> _Work required_: Only lines holding the string "Витебский" are wanted; copy each one from the material.

Saved data entries
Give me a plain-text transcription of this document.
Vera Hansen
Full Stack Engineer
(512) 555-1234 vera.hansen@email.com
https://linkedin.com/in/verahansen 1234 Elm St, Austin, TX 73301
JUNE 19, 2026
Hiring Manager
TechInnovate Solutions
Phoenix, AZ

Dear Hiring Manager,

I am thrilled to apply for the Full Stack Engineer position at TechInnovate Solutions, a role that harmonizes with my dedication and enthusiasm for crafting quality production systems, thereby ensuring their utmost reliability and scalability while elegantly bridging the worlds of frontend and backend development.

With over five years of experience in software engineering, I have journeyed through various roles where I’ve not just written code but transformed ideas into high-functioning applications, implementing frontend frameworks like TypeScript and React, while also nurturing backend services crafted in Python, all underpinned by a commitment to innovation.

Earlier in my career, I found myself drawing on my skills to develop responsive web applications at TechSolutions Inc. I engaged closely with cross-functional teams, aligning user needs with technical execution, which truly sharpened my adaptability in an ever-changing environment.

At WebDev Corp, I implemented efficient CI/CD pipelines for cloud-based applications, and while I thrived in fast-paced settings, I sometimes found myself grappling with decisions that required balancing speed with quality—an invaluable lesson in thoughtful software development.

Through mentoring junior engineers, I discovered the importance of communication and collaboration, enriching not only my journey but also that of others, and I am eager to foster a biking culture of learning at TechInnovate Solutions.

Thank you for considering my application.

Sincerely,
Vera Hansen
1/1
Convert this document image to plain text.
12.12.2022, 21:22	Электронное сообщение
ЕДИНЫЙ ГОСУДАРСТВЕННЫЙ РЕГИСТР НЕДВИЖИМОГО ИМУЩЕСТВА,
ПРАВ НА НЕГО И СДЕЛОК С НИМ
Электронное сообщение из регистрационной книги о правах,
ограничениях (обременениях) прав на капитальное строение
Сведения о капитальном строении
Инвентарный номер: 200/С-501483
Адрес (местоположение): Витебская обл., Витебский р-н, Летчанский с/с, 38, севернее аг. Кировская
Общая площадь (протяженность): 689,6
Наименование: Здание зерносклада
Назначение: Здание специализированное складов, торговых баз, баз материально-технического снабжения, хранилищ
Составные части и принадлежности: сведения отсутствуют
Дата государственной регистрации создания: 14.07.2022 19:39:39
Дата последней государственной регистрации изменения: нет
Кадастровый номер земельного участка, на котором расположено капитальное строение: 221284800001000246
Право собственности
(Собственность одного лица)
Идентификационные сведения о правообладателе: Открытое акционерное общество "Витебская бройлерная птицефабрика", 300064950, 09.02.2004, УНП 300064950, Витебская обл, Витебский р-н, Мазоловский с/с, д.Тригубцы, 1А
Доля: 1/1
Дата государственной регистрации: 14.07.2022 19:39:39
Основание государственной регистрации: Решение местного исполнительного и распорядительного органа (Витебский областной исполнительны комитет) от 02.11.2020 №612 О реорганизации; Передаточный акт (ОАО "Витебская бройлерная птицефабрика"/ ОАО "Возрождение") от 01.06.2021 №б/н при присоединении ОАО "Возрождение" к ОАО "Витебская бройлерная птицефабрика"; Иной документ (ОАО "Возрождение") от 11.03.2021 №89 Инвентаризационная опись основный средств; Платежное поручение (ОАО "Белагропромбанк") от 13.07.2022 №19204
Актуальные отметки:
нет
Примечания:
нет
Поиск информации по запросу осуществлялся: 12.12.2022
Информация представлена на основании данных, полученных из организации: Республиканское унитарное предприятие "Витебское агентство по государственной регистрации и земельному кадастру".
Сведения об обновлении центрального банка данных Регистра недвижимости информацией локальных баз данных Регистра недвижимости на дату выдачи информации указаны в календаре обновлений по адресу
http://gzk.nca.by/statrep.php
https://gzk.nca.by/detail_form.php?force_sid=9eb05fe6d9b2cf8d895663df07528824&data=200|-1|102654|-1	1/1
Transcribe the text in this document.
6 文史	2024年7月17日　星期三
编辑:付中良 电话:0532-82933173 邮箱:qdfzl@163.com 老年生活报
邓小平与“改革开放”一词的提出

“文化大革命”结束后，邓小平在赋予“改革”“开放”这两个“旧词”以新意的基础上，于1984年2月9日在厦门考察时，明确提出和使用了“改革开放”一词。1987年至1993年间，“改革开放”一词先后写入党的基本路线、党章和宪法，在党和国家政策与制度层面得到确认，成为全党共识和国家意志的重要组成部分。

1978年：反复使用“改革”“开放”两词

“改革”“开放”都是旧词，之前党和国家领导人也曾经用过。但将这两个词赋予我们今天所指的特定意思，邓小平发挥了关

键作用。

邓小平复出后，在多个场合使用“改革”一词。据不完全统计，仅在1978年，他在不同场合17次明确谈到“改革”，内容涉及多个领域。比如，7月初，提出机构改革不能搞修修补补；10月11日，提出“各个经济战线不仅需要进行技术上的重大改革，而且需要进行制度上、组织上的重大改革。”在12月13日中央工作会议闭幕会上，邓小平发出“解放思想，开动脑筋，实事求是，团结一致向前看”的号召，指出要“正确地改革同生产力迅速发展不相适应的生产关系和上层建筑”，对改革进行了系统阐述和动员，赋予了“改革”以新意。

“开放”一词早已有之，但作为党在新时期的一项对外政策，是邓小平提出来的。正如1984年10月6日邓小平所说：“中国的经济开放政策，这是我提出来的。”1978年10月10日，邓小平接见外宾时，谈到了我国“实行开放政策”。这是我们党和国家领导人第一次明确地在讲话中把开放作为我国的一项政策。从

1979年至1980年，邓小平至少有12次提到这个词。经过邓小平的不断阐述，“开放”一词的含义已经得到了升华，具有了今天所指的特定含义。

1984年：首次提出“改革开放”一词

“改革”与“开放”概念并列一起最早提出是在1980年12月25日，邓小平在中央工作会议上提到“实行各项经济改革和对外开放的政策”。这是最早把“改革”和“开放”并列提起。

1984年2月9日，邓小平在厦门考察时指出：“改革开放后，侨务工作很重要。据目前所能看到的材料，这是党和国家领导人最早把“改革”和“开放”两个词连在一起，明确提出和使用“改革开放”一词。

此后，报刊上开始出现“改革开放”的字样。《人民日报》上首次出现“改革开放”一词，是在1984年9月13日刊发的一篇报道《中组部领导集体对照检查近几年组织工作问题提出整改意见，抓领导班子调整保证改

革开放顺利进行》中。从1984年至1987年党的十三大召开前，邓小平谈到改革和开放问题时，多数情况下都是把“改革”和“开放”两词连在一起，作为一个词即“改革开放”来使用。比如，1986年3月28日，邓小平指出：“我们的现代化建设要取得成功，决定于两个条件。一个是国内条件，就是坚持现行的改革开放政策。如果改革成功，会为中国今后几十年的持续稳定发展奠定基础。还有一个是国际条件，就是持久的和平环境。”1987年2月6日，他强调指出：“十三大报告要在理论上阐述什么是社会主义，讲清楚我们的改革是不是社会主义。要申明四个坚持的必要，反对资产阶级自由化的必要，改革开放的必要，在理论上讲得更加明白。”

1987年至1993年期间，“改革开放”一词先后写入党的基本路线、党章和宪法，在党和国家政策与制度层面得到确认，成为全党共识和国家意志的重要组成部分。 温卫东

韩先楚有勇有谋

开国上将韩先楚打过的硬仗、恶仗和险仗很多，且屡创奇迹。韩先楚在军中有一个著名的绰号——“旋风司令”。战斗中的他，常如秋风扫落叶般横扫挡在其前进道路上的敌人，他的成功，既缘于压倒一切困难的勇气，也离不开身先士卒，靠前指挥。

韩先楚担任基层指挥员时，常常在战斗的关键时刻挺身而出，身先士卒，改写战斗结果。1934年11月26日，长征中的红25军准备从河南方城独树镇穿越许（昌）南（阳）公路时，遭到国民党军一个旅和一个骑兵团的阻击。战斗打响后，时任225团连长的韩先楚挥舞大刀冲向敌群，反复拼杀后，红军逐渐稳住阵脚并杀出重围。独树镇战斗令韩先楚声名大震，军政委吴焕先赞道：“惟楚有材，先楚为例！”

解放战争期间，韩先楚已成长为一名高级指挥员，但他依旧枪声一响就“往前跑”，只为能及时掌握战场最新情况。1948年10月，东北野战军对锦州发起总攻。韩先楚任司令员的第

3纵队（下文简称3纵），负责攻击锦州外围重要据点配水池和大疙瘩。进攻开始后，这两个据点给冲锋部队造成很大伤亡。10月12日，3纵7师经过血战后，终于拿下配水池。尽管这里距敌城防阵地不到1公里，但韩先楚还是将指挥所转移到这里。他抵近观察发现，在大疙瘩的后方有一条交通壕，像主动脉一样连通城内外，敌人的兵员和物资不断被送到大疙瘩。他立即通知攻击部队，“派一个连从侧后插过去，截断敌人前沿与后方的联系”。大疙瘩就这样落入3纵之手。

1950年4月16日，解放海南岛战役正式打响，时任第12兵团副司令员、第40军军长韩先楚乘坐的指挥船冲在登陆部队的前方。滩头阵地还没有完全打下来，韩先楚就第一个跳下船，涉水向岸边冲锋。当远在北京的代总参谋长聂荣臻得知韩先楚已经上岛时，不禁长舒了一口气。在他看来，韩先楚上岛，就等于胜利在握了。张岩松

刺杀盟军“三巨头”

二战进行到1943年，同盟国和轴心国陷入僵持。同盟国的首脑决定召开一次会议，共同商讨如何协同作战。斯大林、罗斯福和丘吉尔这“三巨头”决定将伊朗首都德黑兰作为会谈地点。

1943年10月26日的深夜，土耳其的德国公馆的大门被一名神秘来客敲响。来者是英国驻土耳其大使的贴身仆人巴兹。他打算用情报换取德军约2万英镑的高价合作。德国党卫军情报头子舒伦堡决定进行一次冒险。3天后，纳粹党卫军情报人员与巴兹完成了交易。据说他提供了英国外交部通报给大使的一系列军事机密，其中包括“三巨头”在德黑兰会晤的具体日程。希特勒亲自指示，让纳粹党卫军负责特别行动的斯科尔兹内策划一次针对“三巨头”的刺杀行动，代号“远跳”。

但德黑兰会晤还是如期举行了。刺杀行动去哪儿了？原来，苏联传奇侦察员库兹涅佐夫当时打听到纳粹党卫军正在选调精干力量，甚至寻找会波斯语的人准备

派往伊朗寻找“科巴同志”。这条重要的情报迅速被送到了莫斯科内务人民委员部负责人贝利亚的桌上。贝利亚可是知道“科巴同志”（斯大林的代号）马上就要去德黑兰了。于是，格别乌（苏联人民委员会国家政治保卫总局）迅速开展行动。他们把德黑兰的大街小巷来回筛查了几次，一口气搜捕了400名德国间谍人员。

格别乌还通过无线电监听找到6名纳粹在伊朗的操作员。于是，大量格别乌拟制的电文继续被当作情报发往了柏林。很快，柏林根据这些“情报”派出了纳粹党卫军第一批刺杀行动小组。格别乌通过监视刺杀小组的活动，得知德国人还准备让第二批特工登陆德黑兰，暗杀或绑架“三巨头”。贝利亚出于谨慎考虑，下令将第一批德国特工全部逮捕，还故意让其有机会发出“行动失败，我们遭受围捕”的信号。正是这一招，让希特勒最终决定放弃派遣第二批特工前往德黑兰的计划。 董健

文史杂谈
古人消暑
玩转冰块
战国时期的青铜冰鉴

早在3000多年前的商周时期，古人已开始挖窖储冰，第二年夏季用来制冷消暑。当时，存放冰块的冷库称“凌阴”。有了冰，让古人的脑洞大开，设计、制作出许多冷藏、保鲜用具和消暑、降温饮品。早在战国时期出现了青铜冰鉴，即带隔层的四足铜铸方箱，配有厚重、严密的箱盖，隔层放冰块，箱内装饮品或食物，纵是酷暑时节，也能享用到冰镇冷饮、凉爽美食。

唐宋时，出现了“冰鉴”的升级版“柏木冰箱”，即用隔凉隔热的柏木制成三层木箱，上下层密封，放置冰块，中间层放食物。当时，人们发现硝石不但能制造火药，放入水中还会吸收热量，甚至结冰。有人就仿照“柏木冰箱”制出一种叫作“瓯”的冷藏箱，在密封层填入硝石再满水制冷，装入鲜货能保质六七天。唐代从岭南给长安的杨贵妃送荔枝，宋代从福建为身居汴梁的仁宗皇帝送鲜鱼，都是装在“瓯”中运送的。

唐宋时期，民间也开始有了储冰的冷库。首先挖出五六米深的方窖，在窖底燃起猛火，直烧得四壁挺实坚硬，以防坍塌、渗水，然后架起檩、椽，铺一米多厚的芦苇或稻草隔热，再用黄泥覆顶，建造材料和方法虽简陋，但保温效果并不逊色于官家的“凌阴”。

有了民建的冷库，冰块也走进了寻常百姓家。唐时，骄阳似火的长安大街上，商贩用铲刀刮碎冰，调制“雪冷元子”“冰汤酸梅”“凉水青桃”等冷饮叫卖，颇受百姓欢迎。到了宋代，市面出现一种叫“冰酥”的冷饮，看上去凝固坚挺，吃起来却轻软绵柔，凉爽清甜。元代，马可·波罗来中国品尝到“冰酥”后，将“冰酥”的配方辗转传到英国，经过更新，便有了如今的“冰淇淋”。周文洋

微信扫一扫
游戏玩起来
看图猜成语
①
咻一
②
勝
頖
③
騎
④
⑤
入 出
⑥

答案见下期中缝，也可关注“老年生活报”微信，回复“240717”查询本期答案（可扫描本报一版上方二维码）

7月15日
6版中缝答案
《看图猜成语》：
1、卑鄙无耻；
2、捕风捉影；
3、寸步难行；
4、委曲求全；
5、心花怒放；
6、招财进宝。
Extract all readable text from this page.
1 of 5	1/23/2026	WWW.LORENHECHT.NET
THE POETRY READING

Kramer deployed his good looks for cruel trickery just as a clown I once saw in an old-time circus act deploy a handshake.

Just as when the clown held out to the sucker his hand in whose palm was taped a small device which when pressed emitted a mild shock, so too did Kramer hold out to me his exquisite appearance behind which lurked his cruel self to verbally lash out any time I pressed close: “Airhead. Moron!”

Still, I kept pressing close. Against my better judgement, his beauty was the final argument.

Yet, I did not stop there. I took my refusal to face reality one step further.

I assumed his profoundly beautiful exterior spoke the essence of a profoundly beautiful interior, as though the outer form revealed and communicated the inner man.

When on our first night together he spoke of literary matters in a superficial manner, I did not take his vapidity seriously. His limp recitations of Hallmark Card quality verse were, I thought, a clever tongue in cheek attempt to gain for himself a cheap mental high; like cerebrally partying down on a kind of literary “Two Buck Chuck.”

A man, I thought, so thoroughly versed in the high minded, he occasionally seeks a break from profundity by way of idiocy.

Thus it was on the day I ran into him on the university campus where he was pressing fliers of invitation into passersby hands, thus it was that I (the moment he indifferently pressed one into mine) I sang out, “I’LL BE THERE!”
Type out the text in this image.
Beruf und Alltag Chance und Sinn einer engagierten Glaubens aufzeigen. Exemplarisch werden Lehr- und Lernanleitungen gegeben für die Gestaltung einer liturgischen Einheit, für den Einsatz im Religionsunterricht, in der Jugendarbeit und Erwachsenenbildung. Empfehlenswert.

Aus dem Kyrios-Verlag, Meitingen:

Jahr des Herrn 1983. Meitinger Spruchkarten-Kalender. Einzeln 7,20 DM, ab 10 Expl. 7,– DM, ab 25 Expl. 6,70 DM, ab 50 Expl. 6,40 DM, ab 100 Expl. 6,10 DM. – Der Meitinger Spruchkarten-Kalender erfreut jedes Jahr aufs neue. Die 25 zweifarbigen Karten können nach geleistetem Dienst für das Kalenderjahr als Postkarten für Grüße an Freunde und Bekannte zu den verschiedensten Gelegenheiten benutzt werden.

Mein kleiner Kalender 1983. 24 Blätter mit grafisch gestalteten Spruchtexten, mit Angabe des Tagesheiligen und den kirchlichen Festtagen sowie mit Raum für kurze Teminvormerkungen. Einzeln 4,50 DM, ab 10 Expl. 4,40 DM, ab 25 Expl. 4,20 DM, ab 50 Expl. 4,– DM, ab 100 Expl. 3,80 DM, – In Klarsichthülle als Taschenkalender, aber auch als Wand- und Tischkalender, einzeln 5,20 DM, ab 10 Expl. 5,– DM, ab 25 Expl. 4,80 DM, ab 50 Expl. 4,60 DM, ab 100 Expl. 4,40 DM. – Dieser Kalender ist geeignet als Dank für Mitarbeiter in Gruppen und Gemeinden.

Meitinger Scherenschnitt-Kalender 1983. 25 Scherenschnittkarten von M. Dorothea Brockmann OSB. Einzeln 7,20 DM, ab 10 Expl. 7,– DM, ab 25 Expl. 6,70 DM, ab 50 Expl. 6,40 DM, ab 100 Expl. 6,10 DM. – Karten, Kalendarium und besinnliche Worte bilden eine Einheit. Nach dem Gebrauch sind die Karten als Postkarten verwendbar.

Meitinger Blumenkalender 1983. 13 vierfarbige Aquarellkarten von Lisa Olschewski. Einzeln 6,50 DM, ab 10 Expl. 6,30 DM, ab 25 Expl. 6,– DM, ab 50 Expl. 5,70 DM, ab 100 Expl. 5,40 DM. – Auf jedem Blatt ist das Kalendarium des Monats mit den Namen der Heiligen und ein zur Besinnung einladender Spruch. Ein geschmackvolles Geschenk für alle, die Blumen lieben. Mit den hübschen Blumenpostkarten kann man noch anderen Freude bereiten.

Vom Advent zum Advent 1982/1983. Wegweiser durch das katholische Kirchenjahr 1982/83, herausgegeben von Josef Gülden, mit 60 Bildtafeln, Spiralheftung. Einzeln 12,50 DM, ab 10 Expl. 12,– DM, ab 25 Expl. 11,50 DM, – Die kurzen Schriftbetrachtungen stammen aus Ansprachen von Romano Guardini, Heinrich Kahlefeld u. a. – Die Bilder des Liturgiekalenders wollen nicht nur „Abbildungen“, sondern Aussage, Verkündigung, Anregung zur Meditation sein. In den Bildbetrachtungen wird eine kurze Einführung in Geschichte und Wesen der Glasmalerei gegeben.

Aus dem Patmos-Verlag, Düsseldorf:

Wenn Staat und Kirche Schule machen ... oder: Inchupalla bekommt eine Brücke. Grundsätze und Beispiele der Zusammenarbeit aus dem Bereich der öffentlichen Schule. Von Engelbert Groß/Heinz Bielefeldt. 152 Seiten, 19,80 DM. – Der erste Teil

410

> _Written solution_:
Адрес (местоположение): Витебская обл., Витебский р-н, Летчанский с/с, 38, севернее аг. Кировская
Идентификационные сведения о правообладателе: Открытое акционерное общество "Витебская бройлерная птицефабрика", 300064950, 09.02.2004, УНП 300064950, Витебская обл, Витебский р-н, Мазоловский с/с, д.Тригубцы, 1А
Основание государственной регистрации: Решение местного исполнительного и распорядительного органа (Витебский областной исполнительны комитет) от 02.11.2020 №612 О реорганизации; Передаточный акт (ОАО "Витебская бройлерная птицефабрика"/ ОАО "Возрождение") от 01.06.2021 №б/н при присоединении ОАО "Возрождение" к ОАО "Витебская бройлерная птицефабрика"; Иной документ (ОАО "Возрождение") от 11.03.2021 №89 Инвентаризационная опись основный средств; Платежное поручение (ОАО "Белагропромбанк") от 13.07.2022 №19204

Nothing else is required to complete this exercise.